** Material provided **
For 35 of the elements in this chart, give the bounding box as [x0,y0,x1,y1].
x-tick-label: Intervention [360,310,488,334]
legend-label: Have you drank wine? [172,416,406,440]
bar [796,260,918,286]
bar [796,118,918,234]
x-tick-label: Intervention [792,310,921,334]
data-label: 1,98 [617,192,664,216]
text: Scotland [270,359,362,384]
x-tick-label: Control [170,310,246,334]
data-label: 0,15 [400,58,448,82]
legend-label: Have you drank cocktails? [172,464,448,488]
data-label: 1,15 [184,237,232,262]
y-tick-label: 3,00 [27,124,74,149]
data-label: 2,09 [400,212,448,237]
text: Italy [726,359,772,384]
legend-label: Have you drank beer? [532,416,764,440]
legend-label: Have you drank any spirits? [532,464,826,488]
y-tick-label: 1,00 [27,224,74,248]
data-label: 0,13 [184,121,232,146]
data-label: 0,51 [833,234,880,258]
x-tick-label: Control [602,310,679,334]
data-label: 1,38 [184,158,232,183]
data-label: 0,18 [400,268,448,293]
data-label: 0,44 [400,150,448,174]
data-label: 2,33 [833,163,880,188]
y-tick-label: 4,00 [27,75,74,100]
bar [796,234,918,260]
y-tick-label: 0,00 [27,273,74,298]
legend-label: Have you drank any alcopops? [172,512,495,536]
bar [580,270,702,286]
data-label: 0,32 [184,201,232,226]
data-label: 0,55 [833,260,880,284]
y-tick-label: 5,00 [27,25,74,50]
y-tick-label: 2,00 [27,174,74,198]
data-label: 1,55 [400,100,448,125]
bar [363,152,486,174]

** Stated task **
Rewrite the rows from the first one through the row that contains "data-label: 0,13 [184,121,232,146]", changing every "Intervention" to "Treatment" and leaving everything else as it is.

** Solution for this task **
For 35 of the elements in this chart, give the bounding box as [x0,y0,x1,y1].
x-tick-label: Treatment [360,310,488,334]
legend-label: Have you drank wine? [172,416,406,440]
bar [796,260,918,286]
bar [796,118,918,234]
x-tick-label: Treatment [792,310,921,334]
data-label: 1,98 [617,192,664,216]
text: Scotland [270,359,362,384]
x-tick-label: Control [170,310,246,334]
data-label: 0,15 [400,58,448,82]
legend-label: Have you drank cocktails? [172,464,448,488]
data-label: 1,15 [184,237,232,262]
y-tick-label: 3,00 [27,124,74,149]
data-label: 2,09 [400,212,448,237]
text: Italy [726,359,772,384]
legend-label: Have you drank beer? [532,416,764,440]
legend-label: Have you drank any spirits? [532,464,826,488]
y-tick-label: 1,00 [27,224,74,248]
data-label: 0,13 [184,121,232,146]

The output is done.